> **Task to carry out**: Print each line exactly as it is given.

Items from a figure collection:
-- Start --
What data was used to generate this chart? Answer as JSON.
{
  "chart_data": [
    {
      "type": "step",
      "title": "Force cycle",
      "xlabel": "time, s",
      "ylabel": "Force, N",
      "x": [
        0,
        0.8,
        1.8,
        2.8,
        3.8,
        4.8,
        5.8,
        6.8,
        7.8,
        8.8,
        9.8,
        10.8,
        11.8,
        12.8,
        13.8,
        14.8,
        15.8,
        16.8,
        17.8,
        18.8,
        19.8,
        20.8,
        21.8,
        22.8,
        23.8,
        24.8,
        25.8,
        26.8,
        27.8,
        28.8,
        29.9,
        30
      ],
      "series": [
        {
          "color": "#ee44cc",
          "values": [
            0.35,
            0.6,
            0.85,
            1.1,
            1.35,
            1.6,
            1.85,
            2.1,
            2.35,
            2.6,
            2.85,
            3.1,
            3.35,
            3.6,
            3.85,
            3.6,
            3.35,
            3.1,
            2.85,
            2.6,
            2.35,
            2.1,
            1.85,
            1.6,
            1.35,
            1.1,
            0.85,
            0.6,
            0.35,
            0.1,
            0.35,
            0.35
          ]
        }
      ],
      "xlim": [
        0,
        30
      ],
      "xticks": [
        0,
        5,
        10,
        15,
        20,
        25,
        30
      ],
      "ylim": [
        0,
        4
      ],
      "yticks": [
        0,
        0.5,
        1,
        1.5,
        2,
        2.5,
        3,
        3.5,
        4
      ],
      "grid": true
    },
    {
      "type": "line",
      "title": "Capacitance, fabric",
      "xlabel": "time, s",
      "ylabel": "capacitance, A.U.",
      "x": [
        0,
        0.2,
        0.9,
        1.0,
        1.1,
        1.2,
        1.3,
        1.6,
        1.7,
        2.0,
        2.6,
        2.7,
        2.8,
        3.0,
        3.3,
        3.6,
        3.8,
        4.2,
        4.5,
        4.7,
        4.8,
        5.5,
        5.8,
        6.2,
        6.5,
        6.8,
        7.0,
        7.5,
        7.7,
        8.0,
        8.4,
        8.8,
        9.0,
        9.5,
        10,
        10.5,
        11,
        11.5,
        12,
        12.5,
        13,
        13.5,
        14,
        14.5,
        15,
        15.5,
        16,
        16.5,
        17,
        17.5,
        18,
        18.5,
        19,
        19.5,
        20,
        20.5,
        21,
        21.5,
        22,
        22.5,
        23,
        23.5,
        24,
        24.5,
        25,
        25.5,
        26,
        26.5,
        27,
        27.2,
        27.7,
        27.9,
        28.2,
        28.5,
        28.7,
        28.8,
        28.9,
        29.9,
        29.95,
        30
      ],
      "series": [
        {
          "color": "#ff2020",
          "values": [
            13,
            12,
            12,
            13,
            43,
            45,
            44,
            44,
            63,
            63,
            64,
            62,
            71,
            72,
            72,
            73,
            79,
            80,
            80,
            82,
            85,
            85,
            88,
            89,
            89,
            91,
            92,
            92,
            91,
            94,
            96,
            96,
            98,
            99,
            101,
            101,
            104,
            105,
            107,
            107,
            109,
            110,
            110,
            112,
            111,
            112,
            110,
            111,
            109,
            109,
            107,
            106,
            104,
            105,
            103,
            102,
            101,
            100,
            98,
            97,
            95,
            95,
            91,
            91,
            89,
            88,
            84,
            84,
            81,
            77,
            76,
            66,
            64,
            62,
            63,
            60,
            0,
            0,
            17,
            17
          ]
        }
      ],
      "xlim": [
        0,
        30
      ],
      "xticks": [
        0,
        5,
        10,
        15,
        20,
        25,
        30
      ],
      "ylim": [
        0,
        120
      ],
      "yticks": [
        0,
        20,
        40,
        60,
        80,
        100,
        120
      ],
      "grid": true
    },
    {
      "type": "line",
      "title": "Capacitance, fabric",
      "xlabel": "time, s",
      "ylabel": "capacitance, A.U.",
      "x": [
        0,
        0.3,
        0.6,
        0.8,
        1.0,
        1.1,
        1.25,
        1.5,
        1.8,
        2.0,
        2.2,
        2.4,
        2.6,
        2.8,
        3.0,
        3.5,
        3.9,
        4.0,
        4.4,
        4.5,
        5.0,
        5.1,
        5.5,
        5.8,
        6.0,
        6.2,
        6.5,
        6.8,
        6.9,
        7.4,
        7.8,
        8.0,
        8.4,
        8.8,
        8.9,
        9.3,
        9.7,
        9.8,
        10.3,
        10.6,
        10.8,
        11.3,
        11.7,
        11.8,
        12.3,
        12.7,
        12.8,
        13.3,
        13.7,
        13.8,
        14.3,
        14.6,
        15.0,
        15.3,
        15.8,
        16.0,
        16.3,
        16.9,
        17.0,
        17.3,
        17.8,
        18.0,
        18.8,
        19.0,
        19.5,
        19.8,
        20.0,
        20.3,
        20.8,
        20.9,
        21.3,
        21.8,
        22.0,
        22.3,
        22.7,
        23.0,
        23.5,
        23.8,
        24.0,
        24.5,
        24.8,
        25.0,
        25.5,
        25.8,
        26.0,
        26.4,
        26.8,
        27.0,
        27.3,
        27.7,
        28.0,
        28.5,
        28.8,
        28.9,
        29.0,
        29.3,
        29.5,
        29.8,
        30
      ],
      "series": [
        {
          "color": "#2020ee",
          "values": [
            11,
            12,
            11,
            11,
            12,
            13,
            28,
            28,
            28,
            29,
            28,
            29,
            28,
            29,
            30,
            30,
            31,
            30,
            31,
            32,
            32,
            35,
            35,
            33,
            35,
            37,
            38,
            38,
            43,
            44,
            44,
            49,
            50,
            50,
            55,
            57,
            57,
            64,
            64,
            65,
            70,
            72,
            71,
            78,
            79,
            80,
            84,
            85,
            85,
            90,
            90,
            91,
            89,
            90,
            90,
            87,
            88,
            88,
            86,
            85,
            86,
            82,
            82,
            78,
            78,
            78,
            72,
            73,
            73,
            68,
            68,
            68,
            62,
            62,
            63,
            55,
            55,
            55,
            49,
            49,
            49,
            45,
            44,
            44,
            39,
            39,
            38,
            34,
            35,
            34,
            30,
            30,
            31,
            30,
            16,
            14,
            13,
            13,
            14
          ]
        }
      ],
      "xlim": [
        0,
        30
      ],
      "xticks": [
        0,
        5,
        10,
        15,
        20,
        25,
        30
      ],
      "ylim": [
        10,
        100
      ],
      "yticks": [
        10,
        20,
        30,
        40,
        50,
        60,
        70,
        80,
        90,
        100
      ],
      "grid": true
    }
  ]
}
-- End --
> **Solution to this exercise**:
What data was used to generate this chart? Answer as JSON.
{
  "chart_data": [
    {
      "type": "step",
      "title": "Force cycle",
      "xlabel": "time, s",
      "ylabel": "Force, N",
      "x": [
        0,
        0.8,
        1.8,
        2.8,
        3.8,
        4.8,
        5.8,
        6.8,
        7.8,
        8.8,
        9.8,
        10.8,
        11.8,
        12.8,
        13.8,
        14.8,
        15.8,
        16.8,
        17.8,
        18.8,
        19.8,
        20.8,
        21.8,
        22.8,
        23.8,
        24.8,
        25.8,
        26.8,
        27.8,
        28.8,
        29.9,
        30
      ],
      "series": [
        {
          "color": "#ee44cc",
          "values": [
            0.35,
            0.6,
            0.85,
            1.1,
            1.35,
            1.6,
            1.85,
            2.1,
            2.35,
            2.6,
            2.85,
            3.1,
            3.35,
            3.6,
            3.85,
            3.6,
            3.35,
            3.1,
            2.85,
            2.6,
            2.35,
            2.1,
            1.85,
            1.6,
            1.35,
            1.1,
            0.85,
            0.6,
            0.35,
            0.1,
            0.35,
            0.35
          ]
        }
      ],
      "xlim": [
        0,
        30
      ],
      "xticks": [
        0,
        5,
        10,
        15,
        20,
        25,
        30
      ],
      "ylim": [
        0,
        4
      ],
      "yticks": [
        0,
        0.5,
        1,
        1.5,
        2,
        2.5,
        3,
        3.5,
        4
      ],
      "grid": true
    },
    {
      "type": "line",
      "title": "Capacitance, fabric",
      "xlabel": "time, s",
      "ylabel": "capacitance, A.U.",
      "x": [
        0,
        0.2,
        0.9,
        1.0,
        1.1,
        1.2,
        1.3,
        1.6,
        1.7,
        2.0,
        2.6,
        2.7,
        2.8,
        3.0,
        3.3,
        3.6,
        3.8,
        4.2,
        4.5,
        4.7,
        4.8,
        5.5,
        5.8,
        6.2,
        6.5,
        6.8,
        7.0,
        7.5,
        7.7,
        8.0,
        8.4,
        8.8,
        9.0,
        9.5,
        10,
        10.5,
        11,
        11.5,
        12,
        12.5,
        13,
        13.5,
        14,
        14.5,
        15,
        15.5,
        16,
        16.5,
        17,
        17.5,
        18,
        18.5,
        19,
        19.5,
        20,
        20.5,
        21,
        21.5,
        22,
        22.5,
        23,
        23.5,
        24,
        24.5,
        25,
        25.5,
        26,
        26.5,
        27,
        27.2,
        27.7,
        27.9,
        28.2,
        28.5,
        28.7,
        28.8,
        28.9,
        29.9,
        29.95,
        30
      ],
      "series": [
        {
          "color": "#ff2020",
          "values": [
            13,
            12,
            12,
            13,
            43,
            45,
            44,
            44,
            63,
            63,
            64,
            62,
            71,
            72,
            72,
            73,
            79,
            80,
            80,
            82,
            85,
            85,
            88,
            89,
            89,
            91,
            92,
            92,
            91,
            94,
            96,
            96,
            98,
            99,
            101,
            101,
            104,
            105,
            107,
            107,
            109,
            110,
            110,
            112,
            111,
            112,
            110,
            111,
            109,
            109,
            107,
            106,
            104,
            105,
            103,
            102,
            101,
            100,
            98,
            97,
            95,
            95,
            91,
            91,
            89,
            88,
            84,
            84,
            81,
            77,
            76,
            66,
            64,
            62,
            63,
            60,
            0,
            0,
            17,
            17
          ]
        }
      ],
      "xlim": [
        0,
        30
      ],
      "xticks": [
        0,
        5,
        10,
        15,
        20,
        25,
        30
      ],
      "ylim": [
        0,
        120
      ],
      "yticks": [
        0,
        20,
        40,
        60,
        80,
        100,
        120
      ],
      "grid": true
    },
    {
      "type": "line",
      "title": "Capacitance, fabric",
      "xlabel": "time, s",
      "ylabel": "capacitance, A.U.",
      "x": [
        0,
        0.3,
        0.6,
        0.8,
        1.0,
        1.1,
        1.25,
        1.5,
        1.8,
        2.0,
        2.2,
        2.4,
        2.6,
        2.8,
        3.0,
        3.5,
        3.9,
        4.0,
        4.4,
        4.5,
        5.0,
        5.1,
        5.5,
        5.8,
        6.0,
        6.2,
        6.5,
        6.8,
        6.9,
        7.4,
        7.8,
        8.0,
        8.4,
        8.8,
        8.9,
        9.3,
        9.7,
        9.8,
        10.3,
        10.6,
        10.8,
        11.3,
        11.7,
        11.8,
        12.3,
        12.7,
        12.8,
        13.3,
        13.7,
        13.8,
        14.3,
        14.6,
        15.0,
        15.3,
        15.8,
        16.0,
        16.3,
        16.9,
        17.0,
        17.3,
        17.8,
        18.0,
        18.8,
        19.0,
        19.5,
        19.8,
        20.0,
        20.3,
        20.8,
        20.9,
        21.3,
        21.8,
        22.0,
        22.3,
        22.7,
        23.0,
        23.5,
        23.8,
        24.0,
        24.5,
        24.8,
        25.0,
        25.5,
        25.8,
        26.0,
        26.4,
        26.8,
        27.0,
        27.3,
        27.7,
        28.0,
        28.5,
        28.8,
        28.9,
        29.0,
        29.3,
        29.5,
        29.8,
        30
      ],
      "series": [
        {
          "color": "#2020ee",
          "values": [
            11,
            12,
            11,
            11,
            12,
            13,
            28,
            28,
            28,
            29,
            28,
            29,
            28,
            29,
            30,
            30,
            31,
            30,
            31,
            32,
            32,
            35,
            35,
            33,
            35,
            37,
            38,
            38,
            43,
            44,
            44,
            49,
            50,
            50,
            55,
            57,
            57,
            64,
            64,
            65,
            70,
            72,
            71,
            78,
            79,
            80,
            84,
            85,
            85,
            90,
            90,
            91,
            89,
            90,
            90,
            87,
            88,
            88,
            86,
            85,
            86,
            82,
            82,
            78,
            78,
            78,
            72,
            73,
            73,
            68,
            68,
            68,
            62,
            62,
            63,
            55,
            55,
            55,
            49,
            49,
            49,
            45,
            44,
            44,
            39,
            39,
            38,
            34,
            35,
            34,
            30,
            30,
            31,
            30,
            16,
            14,
            13,
            13,
            14
          ]
        }
      ],
      "xlim": [
        0,
        30
      ],
      "xticks": [
        0,
        5,
        10,
        15,
        20,
        25,
        30
      ],
      "ylim": [
        10,
        100
      ],
      "yticks": [
        10,
        20,
        30,
        40,
        50,
        60,
        70,
        80,
        90,
        100
      ],
      "grid": true
    }
  ]
}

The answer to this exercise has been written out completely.